THE TASK – Copy the material below line for line, changing nothing.

==============================

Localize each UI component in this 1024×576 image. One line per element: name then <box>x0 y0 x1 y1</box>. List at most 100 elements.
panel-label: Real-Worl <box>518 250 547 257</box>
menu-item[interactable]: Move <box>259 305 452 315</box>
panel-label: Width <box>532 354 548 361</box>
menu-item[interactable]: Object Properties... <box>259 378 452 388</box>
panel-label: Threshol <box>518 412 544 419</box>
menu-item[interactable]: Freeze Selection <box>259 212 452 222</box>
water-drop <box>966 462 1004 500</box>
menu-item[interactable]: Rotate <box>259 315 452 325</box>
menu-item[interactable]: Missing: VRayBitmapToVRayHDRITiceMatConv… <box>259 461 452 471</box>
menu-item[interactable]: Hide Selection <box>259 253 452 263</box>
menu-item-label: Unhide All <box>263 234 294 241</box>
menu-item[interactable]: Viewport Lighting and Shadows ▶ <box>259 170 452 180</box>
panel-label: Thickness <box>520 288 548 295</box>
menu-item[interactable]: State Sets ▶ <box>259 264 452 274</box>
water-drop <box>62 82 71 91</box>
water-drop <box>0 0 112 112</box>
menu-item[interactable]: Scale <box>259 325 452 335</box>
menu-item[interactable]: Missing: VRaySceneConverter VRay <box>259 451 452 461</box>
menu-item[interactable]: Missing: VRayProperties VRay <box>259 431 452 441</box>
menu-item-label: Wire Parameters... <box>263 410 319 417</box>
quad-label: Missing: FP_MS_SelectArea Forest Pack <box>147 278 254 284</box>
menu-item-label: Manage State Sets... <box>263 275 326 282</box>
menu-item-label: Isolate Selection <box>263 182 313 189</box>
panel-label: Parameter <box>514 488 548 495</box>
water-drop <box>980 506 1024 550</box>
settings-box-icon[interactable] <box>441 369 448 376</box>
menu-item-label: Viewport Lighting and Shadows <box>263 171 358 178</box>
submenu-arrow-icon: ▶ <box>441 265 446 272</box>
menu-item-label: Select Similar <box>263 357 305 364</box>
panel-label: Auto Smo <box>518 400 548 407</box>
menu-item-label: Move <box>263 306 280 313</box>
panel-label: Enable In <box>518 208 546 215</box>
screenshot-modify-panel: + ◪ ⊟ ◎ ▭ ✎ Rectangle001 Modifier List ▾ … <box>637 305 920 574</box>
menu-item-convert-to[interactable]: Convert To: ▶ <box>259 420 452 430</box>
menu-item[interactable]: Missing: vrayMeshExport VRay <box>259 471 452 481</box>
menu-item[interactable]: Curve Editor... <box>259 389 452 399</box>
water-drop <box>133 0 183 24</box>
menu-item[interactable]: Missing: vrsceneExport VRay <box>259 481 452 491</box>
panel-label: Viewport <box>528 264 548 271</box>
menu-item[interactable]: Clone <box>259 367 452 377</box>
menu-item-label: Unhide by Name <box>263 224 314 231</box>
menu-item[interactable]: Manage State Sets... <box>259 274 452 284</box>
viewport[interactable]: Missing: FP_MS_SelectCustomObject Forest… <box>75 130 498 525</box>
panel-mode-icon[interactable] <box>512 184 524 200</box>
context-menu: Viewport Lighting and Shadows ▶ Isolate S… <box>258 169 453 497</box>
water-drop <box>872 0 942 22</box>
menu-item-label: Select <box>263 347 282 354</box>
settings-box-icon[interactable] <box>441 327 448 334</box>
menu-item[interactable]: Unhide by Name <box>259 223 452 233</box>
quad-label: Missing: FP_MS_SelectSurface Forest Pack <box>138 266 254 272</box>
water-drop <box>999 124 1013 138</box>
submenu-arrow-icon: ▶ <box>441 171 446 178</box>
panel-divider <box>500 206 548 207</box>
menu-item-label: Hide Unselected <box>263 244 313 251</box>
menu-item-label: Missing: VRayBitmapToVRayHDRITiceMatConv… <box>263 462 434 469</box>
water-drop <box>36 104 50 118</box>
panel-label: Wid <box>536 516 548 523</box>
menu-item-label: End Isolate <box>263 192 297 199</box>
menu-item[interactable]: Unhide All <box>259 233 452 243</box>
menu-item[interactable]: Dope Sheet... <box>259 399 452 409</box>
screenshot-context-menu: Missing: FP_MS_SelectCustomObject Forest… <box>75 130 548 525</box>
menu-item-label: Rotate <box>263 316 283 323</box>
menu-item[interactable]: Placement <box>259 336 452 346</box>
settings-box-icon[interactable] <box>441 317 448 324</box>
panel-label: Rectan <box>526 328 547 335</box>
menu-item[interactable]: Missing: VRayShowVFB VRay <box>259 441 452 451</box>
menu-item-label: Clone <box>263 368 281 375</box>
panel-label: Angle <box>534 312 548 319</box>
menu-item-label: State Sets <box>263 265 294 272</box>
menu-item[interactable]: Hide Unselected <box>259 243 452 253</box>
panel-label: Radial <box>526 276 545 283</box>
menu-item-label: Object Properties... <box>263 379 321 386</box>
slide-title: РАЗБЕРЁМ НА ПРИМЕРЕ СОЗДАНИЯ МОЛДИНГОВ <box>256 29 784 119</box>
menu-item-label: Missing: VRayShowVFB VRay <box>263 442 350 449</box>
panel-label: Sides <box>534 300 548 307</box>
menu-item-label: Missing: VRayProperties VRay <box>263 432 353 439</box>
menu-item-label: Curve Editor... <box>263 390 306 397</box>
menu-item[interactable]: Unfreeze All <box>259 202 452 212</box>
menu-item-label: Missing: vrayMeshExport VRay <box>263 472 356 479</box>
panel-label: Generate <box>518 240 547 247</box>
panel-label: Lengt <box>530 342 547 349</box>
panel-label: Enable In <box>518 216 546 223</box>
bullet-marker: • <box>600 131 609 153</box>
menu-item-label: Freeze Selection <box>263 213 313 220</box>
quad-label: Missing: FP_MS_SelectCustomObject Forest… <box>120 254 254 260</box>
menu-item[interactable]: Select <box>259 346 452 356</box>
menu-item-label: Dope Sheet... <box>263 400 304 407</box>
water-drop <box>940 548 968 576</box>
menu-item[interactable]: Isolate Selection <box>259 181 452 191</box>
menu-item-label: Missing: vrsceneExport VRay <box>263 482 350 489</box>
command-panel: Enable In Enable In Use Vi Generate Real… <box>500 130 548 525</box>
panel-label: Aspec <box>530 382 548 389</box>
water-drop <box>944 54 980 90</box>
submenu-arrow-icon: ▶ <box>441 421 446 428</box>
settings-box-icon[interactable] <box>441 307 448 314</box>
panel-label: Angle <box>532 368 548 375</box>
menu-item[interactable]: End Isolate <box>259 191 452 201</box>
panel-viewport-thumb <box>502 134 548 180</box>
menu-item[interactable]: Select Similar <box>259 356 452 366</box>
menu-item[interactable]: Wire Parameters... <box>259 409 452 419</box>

==============================

SOLUTION TO THE PROBLEM –
Localize each UI component in this 1024×576 image. One line per element: name then <box>x0 y0 x1 y1</box>. List at most 100 elements.
panel-label: Real-Worl <box>518 250 547 257</box>
menu-item[interactable]: Move <box>259 305 452 315</box>
panel-label: Width <box>532 354 548 361</box>
menu-item[interactable]: Object Properties... <box>259 378 452 388</box>
panel-label: Threshol <box>518 412 544 419</box>
menu-item[interactable]: Freeze Selection <box>259 212 452 222</box>
water-drop <box>966 462 1004 500</box>
menu-item[interactable]: Rotate <box>259 315 452 325</box>
menu-item[interactable]: Missing: VRayBitmapToVRayHDRITiceMatConv… <box>259 461 452 471</box>
menu-item[interactable]: Hide Selection <box>259 253 452 263</box>
menu-item-label: Unhide All <box>263 234 294 241</box>
menu-item[interactable]: Viewport Lighting and Shadows ▶ <box>259 170 452 180</box>
panel-label: Thickness <box>520 288 548 295</box>
menu-item[interactable]: State Sets ▶ <box>259 264 452 274</box>
water-drop <box>62 82 71 91</box>
water-drop <box>0 0 112 112</box>
menu-item[interactable]: Scale <box>259 325 452 335</box>
menu-item[interactable]: Missing: VRaySceneConverter VRay <box>259 451 452 461</box>
menu-item[interactable]: Missing: VRayProperties VRay <box>259 431 452 441</box>
menu-item-label: Wire Parameters... <box>263 410 319 417</box>
quad-label: Missing: FP_MS_SelectArea Forest Pack <box>147 278 254 284</box>
menu-item-label: Manage State Sets... <box>263 275 326 282</box>
menu-item-label: Isolate Selection <box>263 182 313 189</box>
panel-label: Parameter <box>514 488 548 495</box>
water-drop <box>980 506 1024 550</box>
settings-box-icon[interactable] <box>441 369 448 376</box>
menu-item-label: Viewport Lighting and Shadows <box>263 171 358 178</box>
submenu-arrow-icon: ▶ <box>441 265 446 272</box>
menu-item-label: Select Similar <box>263 357 305 364</box>
panel-label: Auto Smo <box>518 400 548 407</box>
menu-item-label: Move <box>263 306 280 313</box>
panel-label: Enable In <box>518 208 546 215</box>
screenshot-modify-panel: + ◪ ⊟ ◎ ▭ ✎ Rectangle001 Modifier List ▾ … <box>637 305 920 574</box>
menu-item-convert-to[interactable]: Convert To: ▶ <box>259 420 452 430</box>
menu-item[interactable]: Missing: vrayMeshExport VRay <box>259 471 452 481</box>
menu-item[interactable]: Curve Editor... <box>259 389 452 399</box>
water-drop <box>133 0 183 24</box>
menu-item[interactable]: Missing: vrsceneExport VRay <box>259 481 452 491</box>
panel-label: Viewport <box>528 264 548 271</box>
menu-item[interactable]: Clone <box>259 367 452 377</box>
menu-item-label: Unhide by Name <box>263 224 314 231</box>
menu-item[interactable]: Manage State Sets... <box>259 274 452 284</box>
viewport[interactable]: Missing: FP_MS_SelectCustomObject Forest… <box>75 130 498 525</box>
panel-mode-icon[interactable] <box>512 184 524 200</box>
context-menu: Viewport Lighting and Shadows ▶ Isolate S… <box>258 169 453 497</box>
water-drop <box>872 0 942 22</box>
menu-item-label: Select <box>263 347 282 354</box>
settings-box-icon[interactable] <box>441 327 448 334</box>
menu-item[interactable]: Unhide by Name <box>259 223 452 233</box>
quad-label: Missing: FP_MS_SelectSurface Forest Pack <box>138 266 254 272</box>
water-drop <box>999 124 1013 138</box>
submenu-arrow-icon: ▶ <box>441 171 446 178</box>
panel-divider <box>500 206 548 207</box>
menu-item-label: Hide Unselected <box>263 244 313 251</box>
menu-item-label: Missing: VRayBitmapToVRayHDRITiceMatConv… <box>263 462 434 469</box>
water-drop <box>36 104 50 118</box>
panel-label: Wid <box>536 516 548 523</box>
menu-item-label: End Isolate <box>263 192 297 199</box>
menu-item[interactable]: Unhide All <box>259 233 452 243</box>
menu-item[interactable]: Dope Sheet... <box>259 399 452 409</box>
screenshot-context-menu: Missing: FP_MS_SelectCustomObject Forest… <box>75 130 548 525</box>
menu-item-label: Rotate <box>263 316 283 323</box>
menu-item[interactable]: Placement <box>259 336 452 346</box>
settings-box-icon[interactable] <box>441 317 448 324</box>
panel-label: Rectan <box>526 328 547 335</box>
menu-item[interactable]: Missing: VRayShowVFB VRay <box>259 441 452 451</box>
menu-item-label: Clone <box>263 368 281 375</box>
panel-label: Angle <box>534 312 548 319</box>
menu-item-label: State Sets <box>263 265 294 272</box>
menu-item[interactable]: Hide Unselected <box>259 243 452 253</box>
panel-label: Radial <box>526 276 545 283</box>
menu-item-label: Object Properties... <box>263 379 321 386</box>
slide-title: РАЗБЕРЁМ НА ПРИМЕРЕ СОЗДАНИЯ МОЛДИНГОВ <box>256 29 784 119</box>
menu-item-label: Missing: VRayShowVFB VRay <box>263 442 350 449</box>
panel-label: Sides <box>534 300 548 307</box>
menu-item-label: Missing: VRayProperties VRay <box>263 432 353 439</box>
menu-item-label: Curve Editor... <box>263 390 306 397</box>
menu-item[interactable]: Unfreeze All <box>259 202 452 212</box>
menu-item-label: Missing: vrayMeshExport VRay <box>263 472 356 479</box>
panel-label: Generate <box>518 240 547 247</box>
panel-label: Lengt <box>530 342 547 349</box>
panel-label: Enable In <box>518 216 546 223</box>
bullet-marker: • <box>600 131 609 153</box>
menu-item-label: Freeze Selection <box>263 213 313 220</box>
quad-label: Missing: FP_MS_SelectCustomObject Forest… <box>120 254 254 260</box>
menu-item[interactable]: Select <box>259 346 452 356</box>
menu-item-label: Dope Sheet... <box>263 400 304 407</box>
water-drop <box>940 548 968 576</box>
menu-item[interactable]: Isolate Selection <box>259 181 452 191</box>
menu-item-label: Missing: vrsceneExport VRay <box>263 482 350 489</box>
command-panel: Enable In Enable In Use Vi Generate Real… <box>500 130 548 525</box>
panel-label: Aspec <box>530 382 548 389</box>
water-drop <box>944 54 980 90</box>
submenu-arrow-icon: ▶ <box>441 421 446 428</box>
settings-box-icon[interactable] <box>441 307 448 314</box>
panel-label: Angle <box>532 368 548 375</box>
menu-item[interactable]: End Isolate <box>259 191 452 201</box>
panel-viewport-thumb <box>502 134 548 180</box>
menu-item[interactable]: Select Similar <box>259 356 452 366</box>
menu-item[interactable]: Wire Parameters... <box>259 409 452 419</box>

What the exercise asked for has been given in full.